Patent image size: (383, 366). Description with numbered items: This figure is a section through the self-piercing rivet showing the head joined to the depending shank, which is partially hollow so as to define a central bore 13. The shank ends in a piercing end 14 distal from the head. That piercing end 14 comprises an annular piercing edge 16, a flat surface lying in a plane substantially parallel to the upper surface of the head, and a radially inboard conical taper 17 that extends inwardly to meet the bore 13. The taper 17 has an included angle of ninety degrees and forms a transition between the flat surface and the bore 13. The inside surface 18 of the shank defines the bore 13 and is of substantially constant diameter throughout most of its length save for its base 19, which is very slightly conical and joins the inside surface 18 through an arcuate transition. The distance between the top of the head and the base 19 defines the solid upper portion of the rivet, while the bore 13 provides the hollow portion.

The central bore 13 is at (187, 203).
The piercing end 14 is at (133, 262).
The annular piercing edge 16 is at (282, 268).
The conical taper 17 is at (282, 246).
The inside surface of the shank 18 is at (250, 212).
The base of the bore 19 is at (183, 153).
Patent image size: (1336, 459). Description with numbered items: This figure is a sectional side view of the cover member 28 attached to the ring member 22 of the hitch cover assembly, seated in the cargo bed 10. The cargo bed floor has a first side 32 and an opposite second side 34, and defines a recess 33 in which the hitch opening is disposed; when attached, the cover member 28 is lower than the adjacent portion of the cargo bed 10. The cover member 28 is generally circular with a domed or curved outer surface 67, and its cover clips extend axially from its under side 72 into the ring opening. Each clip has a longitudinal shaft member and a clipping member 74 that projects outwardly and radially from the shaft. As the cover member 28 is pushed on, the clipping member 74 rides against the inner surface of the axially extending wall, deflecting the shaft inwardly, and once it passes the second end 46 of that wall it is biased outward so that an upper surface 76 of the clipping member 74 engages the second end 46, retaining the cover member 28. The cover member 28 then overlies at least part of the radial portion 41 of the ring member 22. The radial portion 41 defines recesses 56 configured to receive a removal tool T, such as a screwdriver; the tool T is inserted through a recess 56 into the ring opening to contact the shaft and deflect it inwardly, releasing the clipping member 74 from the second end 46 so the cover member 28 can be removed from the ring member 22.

########################################

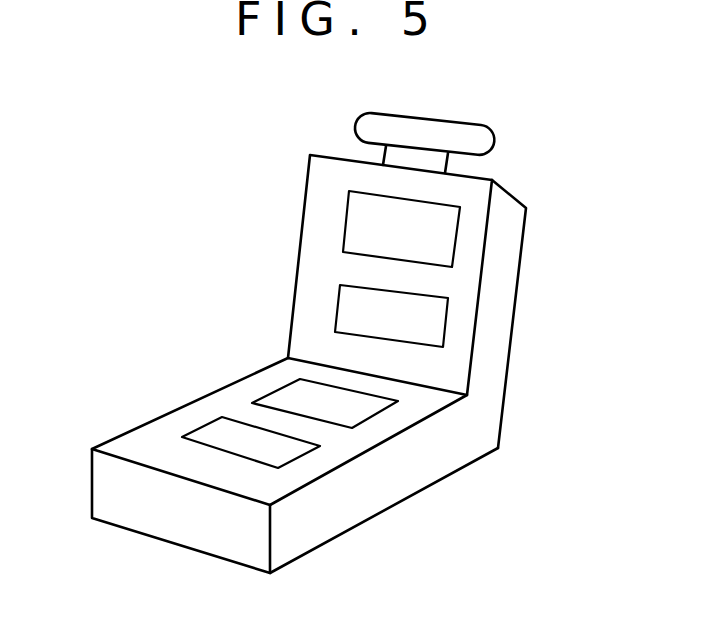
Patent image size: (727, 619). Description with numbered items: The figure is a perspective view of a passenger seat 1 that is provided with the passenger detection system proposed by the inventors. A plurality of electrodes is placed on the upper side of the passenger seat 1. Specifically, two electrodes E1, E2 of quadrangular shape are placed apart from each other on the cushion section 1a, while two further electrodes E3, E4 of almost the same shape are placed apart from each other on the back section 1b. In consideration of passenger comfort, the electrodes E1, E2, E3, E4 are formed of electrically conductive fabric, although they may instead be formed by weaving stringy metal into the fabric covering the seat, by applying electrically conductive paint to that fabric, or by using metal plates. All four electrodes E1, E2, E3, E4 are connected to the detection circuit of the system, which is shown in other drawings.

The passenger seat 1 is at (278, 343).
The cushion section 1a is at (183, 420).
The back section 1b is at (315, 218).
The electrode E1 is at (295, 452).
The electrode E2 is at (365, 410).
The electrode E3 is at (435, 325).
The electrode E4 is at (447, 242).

########################################

### The problem
Reproduce verbatim the material between the lines holding "Patent image size: (383, 366)." and "The base of the bore 19 is at (183, 153).", inclusive.

### Output
Patent image size: (383, 366). Description with numbered items: This figure is a section through the self-piercing rivet showing the head joined to the depending shank, which is partially hollow so as to define a central bore 13. The shank ends in a piercing end 14 distal from the head. That piercing end 14 comprises an annular piercing edge 16, a flat surface lying in a plane substantially parallel to the upper surface of the head, and a radially inboard conical taper 17 that extends inwardly to meet the bore 13. The taper 17 has an included angle of ninety degrees and forms a transition between the flat surface and the bore 13. The inside surface 18 of the shank defines the bore 13 and is of substantially constant diameter throughout most of its length save for its base 19, which is very slightly conical and joins the inside surface 18 through an arcuate transition. The distance between the top of the head and the base 19 defines the solid upper portion of the rivet, while the bore 13 provides the hollow portion.

The central bore 13 is at (187, 203).
The piercing end 14 is at (133, 262).
The annular piercing edge 16 is at (282, 268).
The conical taper 17 is at (282, 246).
The inside surface of the shank 18 is at (250, 212).
The base of the bore 19 is at (183, 153).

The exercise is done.